**OBJECTIVE**. Find the lines holding the string "marker" in the data, then copy all of them.

**SUPPLIED MATERIAL**.
## begin

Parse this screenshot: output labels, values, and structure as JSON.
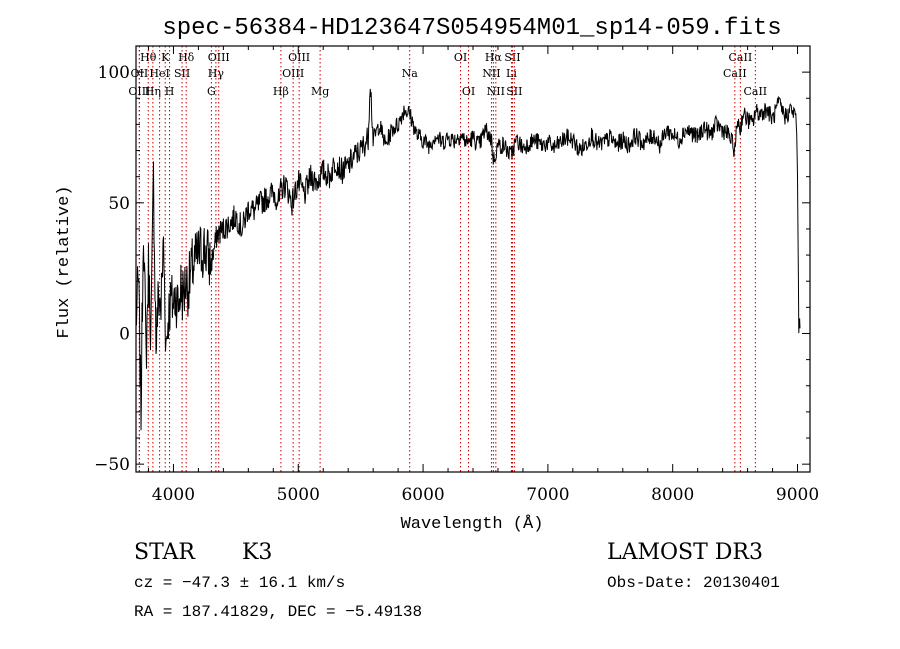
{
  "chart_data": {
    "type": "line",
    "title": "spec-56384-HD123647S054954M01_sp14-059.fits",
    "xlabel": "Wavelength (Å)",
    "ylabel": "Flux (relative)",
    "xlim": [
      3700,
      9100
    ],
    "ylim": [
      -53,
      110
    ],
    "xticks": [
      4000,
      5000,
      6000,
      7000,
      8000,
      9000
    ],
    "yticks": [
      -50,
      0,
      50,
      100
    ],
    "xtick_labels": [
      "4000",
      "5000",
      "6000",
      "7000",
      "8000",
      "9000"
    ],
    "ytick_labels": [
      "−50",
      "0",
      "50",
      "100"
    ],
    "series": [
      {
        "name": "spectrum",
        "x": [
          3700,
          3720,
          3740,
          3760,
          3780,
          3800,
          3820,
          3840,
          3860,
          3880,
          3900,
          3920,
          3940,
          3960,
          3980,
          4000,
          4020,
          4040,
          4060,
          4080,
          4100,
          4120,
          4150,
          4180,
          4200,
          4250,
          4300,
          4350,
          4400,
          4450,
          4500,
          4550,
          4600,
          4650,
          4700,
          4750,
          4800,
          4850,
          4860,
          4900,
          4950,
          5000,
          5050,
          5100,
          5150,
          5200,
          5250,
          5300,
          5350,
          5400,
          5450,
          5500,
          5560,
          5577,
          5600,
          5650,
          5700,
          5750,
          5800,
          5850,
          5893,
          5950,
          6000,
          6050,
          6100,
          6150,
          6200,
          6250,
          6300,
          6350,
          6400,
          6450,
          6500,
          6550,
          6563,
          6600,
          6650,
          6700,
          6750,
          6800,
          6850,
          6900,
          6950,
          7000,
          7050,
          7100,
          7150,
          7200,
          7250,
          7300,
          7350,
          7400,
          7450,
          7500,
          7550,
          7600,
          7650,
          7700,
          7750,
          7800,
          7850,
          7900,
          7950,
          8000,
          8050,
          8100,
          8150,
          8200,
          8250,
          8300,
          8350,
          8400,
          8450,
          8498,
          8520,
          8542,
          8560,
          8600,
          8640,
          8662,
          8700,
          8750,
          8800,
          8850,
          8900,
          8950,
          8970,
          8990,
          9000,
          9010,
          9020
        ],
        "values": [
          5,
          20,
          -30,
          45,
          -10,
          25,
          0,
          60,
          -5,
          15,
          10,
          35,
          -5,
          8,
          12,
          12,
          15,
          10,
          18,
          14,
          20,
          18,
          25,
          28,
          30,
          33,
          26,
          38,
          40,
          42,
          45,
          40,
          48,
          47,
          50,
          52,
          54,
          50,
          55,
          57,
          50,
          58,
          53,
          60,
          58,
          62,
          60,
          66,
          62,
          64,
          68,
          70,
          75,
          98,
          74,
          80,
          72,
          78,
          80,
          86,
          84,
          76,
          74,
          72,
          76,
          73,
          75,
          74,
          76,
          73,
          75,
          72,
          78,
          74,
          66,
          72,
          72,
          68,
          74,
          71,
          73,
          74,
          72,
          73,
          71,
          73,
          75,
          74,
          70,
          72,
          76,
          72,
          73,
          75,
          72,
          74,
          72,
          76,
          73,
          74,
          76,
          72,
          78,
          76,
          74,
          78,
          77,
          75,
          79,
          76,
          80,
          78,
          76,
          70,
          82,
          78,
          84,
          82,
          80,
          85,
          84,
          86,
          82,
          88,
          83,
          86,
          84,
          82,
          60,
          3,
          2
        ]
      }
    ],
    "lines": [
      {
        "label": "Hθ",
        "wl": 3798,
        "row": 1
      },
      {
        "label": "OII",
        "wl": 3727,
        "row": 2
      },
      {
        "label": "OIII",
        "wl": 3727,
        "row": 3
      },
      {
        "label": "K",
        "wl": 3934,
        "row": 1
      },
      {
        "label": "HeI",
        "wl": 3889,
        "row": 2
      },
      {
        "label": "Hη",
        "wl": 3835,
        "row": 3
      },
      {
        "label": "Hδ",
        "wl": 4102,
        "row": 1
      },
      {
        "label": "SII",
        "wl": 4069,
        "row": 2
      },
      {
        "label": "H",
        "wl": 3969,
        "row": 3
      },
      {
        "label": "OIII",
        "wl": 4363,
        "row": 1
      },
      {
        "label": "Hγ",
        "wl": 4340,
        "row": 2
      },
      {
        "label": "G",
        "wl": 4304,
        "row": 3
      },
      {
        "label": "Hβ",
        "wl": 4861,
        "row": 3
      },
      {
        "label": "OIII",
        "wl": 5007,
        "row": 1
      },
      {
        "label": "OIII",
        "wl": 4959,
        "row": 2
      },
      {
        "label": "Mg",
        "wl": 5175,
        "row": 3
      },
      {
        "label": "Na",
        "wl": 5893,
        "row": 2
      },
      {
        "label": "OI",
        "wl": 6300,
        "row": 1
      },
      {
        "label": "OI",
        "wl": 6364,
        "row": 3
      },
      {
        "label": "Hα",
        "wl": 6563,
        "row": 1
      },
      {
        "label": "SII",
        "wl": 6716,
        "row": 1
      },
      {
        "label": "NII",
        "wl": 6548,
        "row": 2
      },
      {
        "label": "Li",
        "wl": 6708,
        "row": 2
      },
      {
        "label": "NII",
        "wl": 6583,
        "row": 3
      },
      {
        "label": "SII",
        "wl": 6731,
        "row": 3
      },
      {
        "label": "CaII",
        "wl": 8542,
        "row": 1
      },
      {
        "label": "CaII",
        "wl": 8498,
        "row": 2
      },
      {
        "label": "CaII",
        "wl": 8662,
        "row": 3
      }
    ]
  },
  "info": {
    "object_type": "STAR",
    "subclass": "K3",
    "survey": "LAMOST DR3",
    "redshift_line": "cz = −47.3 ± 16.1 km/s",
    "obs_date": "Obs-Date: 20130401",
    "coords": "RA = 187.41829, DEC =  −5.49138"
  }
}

## end
## begin

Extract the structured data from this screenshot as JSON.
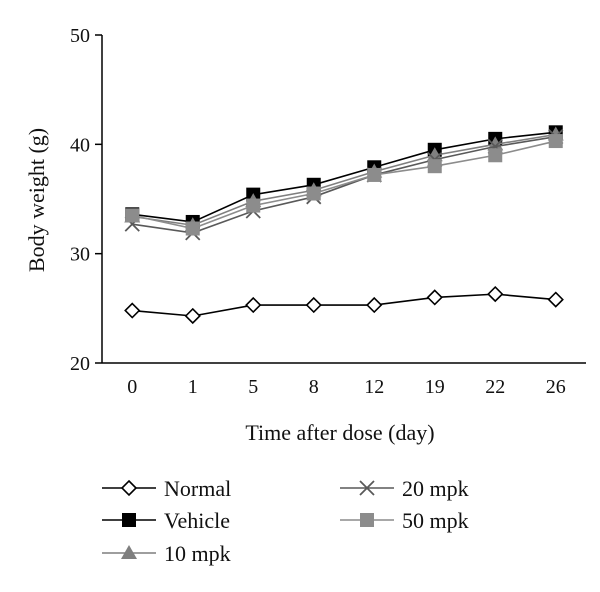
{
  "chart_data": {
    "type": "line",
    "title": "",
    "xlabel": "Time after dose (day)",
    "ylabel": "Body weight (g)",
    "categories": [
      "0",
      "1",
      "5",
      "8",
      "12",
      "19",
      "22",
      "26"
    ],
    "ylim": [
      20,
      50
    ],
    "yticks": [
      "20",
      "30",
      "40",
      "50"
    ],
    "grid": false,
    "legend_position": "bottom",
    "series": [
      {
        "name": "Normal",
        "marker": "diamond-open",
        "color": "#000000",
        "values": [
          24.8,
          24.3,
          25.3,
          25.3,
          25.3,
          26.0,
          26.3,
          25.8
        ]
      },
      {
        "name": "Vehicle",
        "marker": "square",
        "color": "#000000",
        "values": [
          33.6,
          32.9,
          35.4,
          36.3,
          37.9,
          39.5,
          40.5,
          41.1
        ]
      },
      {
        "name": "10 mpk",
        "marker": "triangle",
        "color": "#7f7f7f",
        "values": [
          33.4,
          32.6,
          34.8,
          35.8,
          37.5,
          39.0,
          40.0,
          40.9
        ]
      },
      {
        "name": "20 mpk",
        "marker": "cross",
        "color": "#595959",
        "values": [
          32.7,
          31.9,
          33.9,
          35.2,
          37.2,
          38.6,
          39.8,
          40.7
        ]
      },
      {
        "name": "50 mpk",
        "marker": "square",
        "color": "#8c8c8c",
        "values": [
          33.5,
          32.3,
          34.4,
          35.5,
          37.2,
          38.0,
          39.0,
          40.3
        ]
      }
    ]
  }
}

## end

**RESULT OF THIS TASK**.
        "marker": "diamond-open",
        "marker": "square",
        "marker": "triangle",
        "marker": "cross",
        "marker": "square",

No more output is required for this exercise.